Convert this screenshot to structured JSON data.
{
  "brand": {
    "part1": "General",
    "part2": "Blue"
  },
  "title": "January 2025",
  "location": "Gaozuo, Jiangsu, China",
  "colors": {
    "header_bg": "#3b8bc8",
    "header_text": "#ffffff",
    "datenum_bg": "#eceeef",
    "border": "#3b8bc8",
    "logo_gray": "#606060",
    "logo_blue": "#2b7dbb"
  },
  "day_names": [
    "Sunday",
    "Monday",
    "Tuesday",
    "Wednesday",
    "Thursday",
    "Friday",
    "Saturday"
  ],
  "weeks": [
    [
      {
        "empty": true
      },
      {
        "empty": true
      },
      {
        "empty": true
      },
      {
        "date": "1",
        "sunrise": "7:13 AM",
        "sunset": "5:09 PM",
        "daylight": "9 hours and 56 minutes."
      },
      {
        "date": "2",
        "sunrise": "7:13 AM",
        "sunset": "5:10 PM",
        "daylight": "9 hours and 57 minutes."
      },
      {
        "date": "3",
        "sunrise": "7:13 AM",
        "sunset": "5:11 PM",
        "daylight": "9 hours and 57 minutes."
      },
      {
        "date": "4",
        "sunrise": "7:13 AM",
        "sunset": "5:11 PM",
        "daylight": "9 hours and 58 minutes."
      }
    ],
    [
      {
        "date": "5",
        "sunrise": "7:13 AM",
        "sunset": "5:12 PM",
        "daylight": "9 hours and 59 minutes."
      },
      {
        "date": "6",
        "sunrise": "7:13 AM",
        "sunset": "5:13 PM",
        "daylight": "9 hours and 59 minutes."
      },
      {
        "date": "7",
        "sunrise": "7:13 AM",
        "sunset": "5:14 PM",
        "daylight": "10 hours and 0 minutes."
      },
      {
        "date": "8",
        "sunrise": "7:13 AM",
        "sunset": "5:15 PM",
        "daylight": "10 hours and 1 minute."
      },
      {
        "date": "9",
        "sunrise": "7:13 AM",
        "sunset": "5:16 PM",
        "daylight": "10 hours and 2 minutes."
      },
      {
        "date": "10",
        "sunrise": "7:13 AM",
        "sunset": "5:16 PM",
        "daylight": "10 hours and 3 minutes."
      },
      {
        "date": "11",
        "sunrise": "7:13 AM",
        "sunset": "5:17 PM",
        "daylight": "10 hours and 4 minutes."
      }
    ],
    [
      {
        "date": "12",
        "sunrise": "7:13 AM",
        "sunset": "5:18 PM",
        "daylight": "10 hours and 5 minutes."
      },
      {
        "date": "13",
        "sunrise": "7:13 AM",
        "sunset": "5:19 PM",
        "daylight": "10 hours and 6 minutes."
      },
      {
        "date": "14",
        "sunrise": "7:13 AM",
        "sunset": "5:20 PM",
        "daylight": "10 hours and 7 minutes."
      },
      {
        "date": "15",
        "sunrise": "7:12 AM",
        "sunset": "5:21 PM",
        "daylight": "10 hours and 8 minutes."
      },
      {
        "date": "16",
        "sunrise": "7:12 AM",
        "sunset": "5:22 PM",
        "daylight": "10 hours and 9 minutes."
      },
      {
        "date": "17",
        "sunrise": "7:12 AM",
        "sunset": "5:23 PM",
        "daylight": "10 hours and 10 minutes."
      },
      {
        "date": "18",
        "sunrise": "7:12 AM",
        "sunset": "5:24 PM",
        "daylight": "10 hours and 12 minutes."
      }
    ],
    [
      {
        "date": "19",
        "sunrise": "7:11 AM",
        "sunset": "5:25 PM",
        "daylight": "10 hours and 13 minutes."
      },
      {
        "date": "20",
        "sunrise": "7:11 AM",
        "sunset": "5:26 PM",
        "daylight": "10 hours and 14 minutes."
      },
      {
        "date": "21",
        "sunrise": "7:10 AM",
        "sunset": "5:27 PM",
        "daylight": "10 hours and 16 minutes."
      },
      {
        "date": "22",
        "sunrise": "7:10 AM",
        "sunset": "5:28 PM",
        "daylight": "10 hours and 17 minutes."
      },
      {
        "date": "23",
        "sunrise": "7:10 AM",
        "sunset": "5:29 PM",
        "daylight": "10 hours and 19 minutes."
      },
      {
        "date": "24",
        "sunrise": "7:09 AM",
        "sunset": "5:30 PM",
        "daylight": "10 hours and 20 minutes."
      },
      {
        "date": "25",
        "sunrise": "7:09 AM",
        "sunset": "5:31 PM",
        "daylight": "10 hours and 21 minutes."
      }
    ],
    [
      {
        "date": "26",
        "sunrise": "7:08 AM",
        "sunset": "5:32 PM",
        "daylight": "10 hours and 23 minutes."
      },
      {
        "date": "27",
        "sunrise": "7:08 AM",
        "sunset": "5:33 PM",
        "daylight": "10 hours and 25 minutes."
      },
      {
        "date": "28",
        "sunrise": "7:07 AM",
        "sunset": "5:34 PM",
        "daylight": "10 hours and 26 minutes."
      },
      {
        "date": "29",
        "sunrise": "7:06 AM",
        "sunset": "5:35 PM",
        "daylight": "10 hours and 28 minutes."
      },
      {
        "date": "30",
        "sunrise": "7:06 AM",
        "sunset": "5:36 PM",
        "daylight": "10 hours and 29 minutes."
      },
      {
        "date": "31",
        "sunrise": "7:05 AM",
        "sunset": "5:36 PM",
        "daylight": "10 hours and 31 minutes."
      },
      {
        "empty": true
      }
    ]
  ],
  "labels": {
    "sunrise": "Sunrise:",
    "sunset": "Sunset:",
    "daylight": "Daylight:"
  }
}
※ ※ ※
Exercise requirements = Every line above needs to be retyped exactly.

Written solution =
Convert this screenshot to structured JSON data.
{
  "brand": {
    "part1": "General",
    "part2": "Blue"
  },
  "title": "January 2025",
  "location": "Gaozuo, Jiangsu, China",
  "colors": {
    "header_bg": "#3b8bc8",
    "header_text": "#ffffff",
    "datenum_bg": "#eceeef",
    "border": "#3b8bc8",
    "logo_gray": "#606060",
    "logo_blue": "#2b7dbb"
  },
  "day_names": [
    "Sunday",
    "Monday",
    "Tuesday",
    "Wednesday",
    "Thursday",
    "Friday",
    "Saturday"
  ],
  "weeks": [
    [
      {
        "empty": true
      },
      {
        "empty": true
      },
      {
        "empty": true
      },
      {
        "date": "1",
        "sunrise": "7:13 AM",
        "sunset": "5:09 PM",
        "daylight": "9 hours and 56 minutes."
      },
      {
        "date": "2",
        "sunrise": "7:13 AM",
        "sunset": "5:10 PM",
        "daylight": "9 hours and 57 minutes."
      },
      {
        "date": "3",
        "sunrise": "7:13 AM",
        "sunset": "5:11 PM",
        "daylight": "9 hours and 57 minutes."
      },
      {
        "date": "4",
        "sunrise": "7:13 AM",
        "sunset": "5:11 PM",
        "daylight": "9 hours and 58 minutes."
      }
    ],
    [
      {
        "date": "5",
        "sunrise": "7:13 AM",
        "sunset": "5:12 PM",
        "daylight": "9 hours and 59 minutes."
      },
      {
        "date": "6",
        "sunrise": "7:13 AM",
        "sunset": "5:13 PM",
        "daylight": "9 hours and 59 minutes."
      },
      {
        "date": "7",
        "sunrise": "7:13 AM",
        "sunset": "5:14 PM",
        "daylight": "10 hours and 0 minutes."
      },
      {
        "date": "8",
        "sunrise": "7:13 AM",
        "sunset": "5:15 PM",
        "daylight": "10 hours and 1 minute."
      },
      {
        "date": "9",
        "sunrise": "7:13 AM",
        "sunset": "5:16 PM",
        "daylight": "10 hours and 2 minutes."
      },
      {
        "date": "10",
        "sunrise": "7:13 AM",
        "sunset": "5:16 PM",
        "daylight": "10 hours and 3 minutes."
      },
      {
        "date": "11",
        "sunrise": "7:13 AM",
        "sunset": "5:17 PM",
        "daylight": "10 hours and 4 minutes."
      }
    ],
    [
      {
        "date": "12",
        "sunrise": "7:13 AM",
        "sunset": "5:18 PM",
        "daylight": "10 hours and 5 minutes."
      },
      {
        "date": "13",
        "sunrise": "7:13 AM",
        "sunset": "5:19 PM",
        "daylight": "10 hours and 6 minutes."
      },
      {
        "date": "14",
        "sunrise": "7:13 AM",
        "sunset": "5:20 PM",
        "daylight": "10 hours and 7 minutes."
      },
      {
        "date": "15",
        "sunrise": "7:12 AM",
        "sunset": "5:21 PM",
        "daylight": "10 hours and 8 minutes."
      },
      {
        "date": "16",
        "sunrise": "7:12 AM",
        "sunset": "5:22 PM",
        "daylight": "10 hours and 9 minutes."
      },
      {
        "date": "17",
        "sunrise": "7:12 AM",
        "sunset": "5:23 PM",
        "daylight": "10 hours and 10 minutes."
      },
      {
        "date": "18",
        "sunrise": "7:12 AM",
        "sunset": "5:24 PM",
        "daylight": "10 hours and 12 minutes."
      }
    ],
    [
      {
        "date": "19",
        "sunrise": "7:11 AM",
        "sunset": "5:25 PM",
        "daylight": "10 hours and 13 minutes."
      },
      {
        "date": "20",
        "sunrise": "7:11 AM",
        "sunset": "5:26 PM",
        "daylight": "10 hours and 14 minutes."
      },
      {
        "date": "21",
        "sunrise": "7:10 AM",
        "sunset": "5:27 PM",
        "daylight": "10 hours and 16 minutes."
      },
      {
        "date": "22",
        "sunrise": "7:10 AM",
        "sunset": "5:28 PM",
        "daylight": "10 hours and 17 minutes."
      },
      {
        "date": "23",
        "sunrise": "7:10 AM",
        "sunset": "5:29 PM",
        "daylight": "10 hours and 19 minutes."
      },
      {
        "date": "24",
        "sunrise": "7:09 AM",
        "sunset": "5:30 PM",
        "daylight": "10 hours and 20 minutes."
      },
      {
        "date": "25",
        "sunrise": "7:09 AM",
        "sunset": "5:31 PM",
        "daylight": "10 hours and 21 minutes."
      }
    ],
    [
      {
        "date": "26",
        "sunrise": "7:08 AM",
        "sunset": "5:32 PM",
        "daylight": "10 hours and 23 minutes."
      },
      {
        "date": "27",
        "sunrise": "7:08 AM",
        "sunset": "5:33 PM",
        "daylight": "10 hours and 25 minutes."
      },
      {
        "date": "28",
        "sunrise": "7:07 AM",
        "sunset": "5:34 PM",
        "daylight": "10 hours and 26 minutes."
      },
      {
        "date": "29",
        "sunrise": "7:06 AM",
        "sunset": "5:35 PM",
        "daylight": "10 hours and 28 minutes."
      },
      {
        "date": "30",
        "sunrise": "7:06 AM",
        "sunset": "5:36 PM",
        "daylight": "10 hours and 29 minutes."
      },
      {
        "date": "31",
        "sunrise": "7:05 AM",
        "sunset": "5:36 PM",
        "daylight": "10 hours and 31 minutes."
      },
      {
        "empty": true
      }
    ]
  ],
  "labels": {
    "sunrise": "Sunrise:",
    "sunset": "Sunset:",
    "daylight": "Daylight:"
  }
}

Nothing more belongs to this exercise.